**TASK TO COMPLETE**
Which lines in the records below contain the word "screenshot"? Pick out each one and copy it in full, and count a line only if its capitalization matches.

**LISTING**

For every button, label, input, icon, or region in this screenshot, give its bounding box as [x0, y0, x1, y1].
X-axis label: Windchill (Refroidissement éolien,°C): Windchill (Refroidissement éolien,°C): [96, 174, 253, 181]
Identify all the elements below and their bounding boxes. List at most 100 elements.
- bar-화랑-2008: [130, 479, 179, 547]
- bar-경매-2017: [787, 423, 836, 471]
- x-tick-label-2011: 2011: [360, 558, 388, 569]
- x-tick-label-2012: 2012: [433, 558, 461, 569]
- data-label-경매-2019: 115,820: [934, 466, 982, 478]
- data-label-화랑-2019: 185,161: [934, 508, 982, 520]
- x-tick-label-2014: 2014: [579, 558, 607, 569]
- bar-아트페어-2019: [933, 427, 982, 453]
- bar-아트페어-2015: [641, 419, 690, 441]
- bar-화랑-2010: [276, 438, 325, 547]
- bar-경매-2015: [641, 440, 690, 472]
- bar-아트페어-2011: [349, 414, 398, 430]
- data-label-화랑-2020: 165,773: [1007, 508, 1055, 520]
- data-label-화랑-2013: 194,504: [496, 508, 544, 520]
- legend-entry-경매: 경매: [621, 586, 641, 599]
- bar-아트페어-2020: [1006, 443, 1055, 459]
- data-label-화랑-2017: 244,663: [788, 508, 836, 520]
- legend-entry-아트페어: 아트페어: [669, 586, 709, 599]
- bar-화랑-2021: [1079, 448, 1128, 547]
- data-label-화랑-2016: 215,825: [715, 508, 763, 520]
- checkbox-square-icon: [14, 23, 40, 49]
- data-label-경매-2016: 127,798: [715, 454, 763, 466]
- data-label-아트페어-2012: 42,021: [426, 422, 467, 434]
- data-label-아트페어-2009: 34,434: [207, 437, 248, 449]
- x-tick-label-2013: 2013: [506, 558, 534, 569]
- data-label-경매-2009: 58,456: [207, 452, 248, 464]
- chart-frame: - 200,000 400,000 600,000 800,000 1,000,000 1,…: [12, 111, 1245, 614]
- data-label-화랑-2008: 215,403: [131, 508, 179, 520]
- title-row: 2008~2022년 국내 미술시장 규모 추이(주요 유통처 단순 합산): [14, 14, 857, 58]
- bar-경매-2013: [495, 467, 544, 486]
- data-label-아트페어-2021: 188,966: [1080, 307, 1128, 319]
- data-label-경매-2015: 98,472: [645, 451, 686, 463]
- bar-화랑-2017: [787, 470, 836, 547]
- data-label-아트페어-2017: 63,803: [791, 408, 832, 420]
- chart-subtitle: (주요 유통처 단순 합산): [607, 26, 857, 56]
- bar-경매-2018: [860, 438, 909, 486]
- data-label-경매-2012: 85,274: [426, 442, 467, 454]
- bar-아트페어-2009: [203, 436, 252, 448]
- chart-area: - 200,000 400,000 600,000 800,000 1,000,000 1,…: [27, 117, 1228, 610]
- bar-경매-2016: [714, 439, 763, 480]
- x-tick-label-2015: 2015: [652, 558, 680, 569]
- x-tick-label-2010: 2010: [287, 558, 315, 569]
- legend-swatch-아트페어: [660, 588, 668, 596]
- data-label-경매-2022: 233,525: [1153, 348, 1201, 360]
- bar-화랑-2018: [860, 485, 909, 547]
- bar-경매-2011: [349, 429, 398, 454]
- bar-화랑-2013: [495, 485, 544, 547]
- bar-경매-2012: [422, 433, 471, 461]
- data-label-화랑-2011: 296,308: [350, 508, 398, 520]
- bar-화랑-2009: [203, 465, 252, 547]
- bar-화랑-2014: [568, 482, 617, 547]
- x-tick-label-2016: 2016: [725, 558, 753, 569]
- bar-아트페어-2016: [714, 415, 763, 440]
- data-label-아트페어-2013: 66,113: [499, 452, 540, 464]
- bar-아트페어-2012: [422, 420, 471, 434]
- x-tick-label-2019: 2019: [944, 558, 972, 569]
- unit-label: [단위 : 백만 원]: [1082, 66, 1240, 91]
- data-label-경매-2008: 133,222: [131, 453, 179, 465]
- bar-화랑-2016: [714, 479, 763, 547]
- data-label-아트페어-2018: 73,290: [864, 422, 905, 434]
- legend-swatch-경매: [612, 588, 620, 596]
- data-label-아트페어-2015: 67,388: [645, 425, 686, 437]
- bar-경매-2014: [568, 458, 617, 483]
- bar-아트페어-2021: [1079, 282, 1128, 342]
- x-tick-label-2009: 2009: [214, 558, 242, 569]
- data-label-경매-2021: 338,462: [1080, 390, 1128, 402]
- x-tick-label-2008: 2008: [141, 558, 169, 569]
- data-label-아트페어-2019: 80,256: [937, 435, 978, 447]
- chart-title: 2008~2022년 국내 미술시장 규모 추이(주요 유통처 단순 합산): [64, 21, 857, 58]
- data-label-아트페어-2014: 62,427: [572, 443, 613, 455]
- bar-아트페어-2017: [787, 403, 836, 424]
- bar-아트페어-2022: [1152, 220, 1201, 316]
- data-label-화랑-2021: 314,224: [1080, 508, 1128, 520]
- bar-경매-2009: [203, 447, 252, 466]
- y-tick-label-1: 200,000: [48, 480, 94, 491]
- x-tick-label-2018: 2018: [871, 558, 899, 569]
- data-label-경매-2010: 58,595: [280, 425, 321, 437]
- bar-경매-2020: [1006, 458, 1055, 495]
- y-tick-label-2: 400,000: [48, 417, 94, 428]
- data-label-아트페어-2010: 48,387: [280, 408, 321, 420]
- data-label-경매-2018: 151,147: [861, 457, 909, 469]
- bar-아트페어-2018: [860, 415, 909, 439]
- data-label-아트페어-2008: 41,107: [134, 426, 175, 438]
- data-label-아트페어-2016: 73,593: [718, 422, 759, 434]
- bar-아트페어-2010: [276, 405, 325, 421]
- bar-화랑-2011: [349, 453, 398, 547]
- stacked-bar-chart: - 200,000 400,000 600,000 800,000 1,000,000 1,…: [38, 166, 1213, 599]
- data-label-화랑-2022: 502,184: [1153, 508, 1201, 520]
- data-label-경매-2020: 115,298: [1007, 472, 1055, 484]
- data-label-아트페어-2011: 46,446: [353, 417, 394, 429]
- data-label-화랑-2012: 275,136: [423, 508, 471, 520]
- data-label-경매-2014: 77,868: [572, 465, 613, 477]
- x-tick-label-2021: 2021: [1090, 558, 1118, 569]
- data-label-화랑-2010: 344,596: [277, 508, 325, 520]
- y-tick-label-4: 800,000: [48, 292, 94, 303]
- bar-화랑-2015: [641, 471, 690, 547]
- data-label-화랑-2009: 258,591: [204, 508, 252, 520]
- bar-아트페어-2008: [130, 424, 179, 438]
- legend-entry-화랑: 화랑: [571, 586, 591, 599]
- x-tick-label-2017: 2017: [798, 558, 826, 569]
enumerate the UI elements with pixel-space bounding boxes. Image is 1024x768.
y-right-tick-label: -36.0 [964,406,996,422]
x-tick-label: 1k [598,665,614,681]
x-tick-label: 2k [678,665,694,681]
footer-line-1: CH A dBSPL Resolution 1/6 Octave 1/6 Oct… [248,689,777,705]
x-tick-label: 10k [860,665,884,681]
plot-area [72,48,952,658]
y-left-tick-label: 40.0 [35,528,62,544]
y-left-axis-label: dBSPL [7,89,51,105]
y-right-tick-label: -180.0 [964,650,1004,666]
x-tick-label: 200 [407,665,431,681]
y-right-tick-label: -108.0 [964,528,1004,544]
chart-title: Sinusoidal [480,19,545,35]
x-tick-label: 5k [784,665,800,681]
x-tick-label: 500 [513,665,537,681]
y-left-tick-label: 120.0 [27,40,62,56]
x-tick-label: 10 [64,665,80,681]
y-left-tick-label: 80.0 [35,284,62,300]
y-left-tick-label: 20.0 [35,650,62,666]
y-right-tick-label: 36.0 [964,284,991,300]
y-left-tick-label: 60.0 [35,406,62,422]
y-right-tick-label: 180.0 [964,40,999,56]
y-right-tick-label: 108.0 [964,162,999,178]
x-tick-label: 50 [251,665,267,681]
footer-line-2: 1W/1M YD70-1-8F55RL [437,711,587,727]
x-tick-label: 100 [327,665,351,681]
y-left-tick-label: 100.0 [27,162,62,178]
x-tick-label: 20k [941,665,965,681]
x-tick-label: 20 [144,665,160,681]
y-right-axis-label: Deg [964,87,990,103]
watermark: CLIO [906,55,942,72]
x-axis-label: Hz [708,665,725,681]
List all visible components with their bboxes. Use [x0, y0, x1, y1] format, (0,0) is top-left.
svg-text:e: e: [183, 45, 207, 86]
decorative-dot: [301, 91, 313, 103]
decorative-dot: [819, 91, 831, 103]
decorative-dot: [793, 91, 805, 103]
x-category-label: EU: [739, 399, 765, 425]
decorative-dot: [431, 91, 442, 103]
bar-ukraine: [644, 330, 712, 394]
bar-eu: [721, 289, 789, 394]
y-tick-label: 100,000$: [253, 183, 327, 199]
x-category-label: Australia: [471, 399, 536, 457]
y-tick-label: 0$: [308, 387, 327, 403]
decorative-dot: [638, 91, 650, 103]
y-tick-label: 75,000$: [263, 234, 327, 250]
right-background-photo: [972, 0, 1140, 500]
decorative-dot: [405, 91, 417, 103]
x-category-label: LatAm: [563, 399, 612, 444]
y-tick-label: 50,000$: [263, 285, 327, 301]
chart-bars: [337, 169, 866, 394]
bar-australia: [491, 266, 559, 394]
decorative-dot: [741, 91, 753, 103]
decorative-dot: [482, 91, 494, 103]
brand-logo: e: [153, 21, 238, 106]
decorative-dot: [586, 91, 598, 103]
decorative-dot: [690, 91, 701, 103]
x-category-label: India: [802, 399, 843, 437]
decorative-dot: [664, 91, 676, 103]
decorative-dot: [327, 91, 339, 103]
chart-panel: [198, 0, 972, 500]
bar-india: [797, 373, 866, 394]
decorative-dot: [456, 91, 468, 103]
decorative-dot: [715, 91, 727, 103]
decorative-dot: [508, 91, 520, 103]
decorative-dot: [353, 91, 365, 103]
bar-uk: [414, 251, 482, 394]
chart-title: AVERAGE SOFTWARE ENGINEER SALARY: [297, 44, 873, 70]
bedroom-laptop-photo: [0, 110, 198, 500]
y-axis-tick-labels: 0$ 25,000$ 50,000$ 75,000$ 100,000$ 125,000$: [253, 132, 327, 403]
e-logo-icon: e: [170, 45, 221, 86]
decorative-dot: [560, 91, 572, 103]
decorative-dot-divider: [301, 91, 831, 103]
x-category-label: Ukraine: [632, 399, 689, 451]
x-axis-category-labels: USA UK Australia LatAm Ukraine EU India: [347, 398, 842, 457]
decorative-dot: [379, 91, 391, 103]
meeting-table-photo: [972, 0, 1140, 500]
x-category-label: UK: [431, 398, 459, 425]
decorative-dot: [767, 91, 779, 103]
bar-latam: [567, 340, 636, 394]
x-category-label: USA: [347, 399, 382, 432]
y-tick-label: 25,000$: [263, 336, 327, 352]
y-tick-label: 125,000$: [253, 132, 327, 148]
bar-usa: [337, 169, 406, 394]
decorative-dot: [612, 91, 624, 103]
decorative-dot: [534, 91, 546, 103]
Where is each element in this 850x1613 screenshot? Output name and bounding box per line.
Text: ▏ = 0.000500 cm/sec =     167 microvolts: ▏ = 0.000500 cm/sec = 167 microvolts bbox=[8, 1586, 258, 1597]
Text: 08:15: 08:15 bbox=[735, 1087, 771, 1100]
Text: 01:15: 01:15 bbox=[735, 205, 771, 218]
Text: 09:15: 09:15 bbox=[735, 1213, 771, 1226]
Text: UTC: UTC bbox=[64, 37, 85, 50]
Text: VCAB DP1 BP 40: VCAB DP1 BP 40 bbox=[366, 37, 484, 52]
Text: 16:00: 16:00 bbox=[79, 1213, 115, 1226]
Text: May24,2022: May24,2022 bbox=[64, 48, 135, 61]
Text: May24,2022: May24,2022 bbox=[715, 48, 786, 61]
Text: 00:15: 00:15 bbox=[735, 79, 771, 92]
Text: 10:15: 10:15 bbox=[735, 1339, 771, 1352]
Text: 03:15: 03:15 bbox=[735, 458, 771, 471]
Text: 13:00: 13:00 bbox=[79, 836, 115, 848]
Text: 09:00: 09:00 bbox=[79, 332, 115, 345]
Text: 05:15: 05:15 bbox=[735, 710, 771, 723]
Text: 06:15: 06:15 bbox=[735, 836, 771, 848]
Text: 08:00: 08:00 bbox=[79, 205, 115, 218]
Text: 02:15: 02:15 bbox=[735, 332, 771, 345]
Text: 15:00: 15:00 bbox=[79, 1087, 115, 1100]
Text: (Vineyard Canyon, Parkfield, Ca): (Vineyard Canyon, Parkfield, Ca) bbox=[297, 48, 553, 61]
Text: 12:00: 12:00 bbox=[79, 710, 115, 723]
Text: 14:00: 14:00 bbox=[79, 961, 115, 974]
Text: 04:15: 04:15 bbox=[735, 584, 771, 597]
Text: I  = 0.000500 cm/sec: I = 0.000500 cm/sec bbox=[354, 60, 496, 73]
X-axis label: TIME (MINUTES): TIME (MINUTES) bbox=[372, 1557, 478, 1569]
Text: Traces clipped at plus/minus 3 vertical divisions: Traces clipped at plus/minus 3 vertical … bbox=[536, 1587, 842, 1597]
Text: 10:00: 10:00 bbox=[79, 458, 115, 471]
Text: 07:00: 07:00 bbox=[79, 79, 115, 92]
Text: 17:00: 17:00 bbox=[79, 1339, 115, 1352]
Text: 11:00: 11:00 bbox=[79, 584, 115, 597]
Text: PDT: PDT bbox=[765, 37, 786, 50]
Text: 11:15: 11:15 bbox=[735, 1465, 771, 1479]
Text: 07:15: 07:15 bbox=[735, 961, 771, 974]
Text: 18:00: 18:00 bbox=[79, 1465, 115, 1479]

**SOLUTION FOR THIS EXERCISE**
For every button, label, input, icon, or region in this screenshot, give its bounding box as [x0, y0, x1, y1].
Where is each element in this 850x1613 screenshot? Output name and bounding box per line.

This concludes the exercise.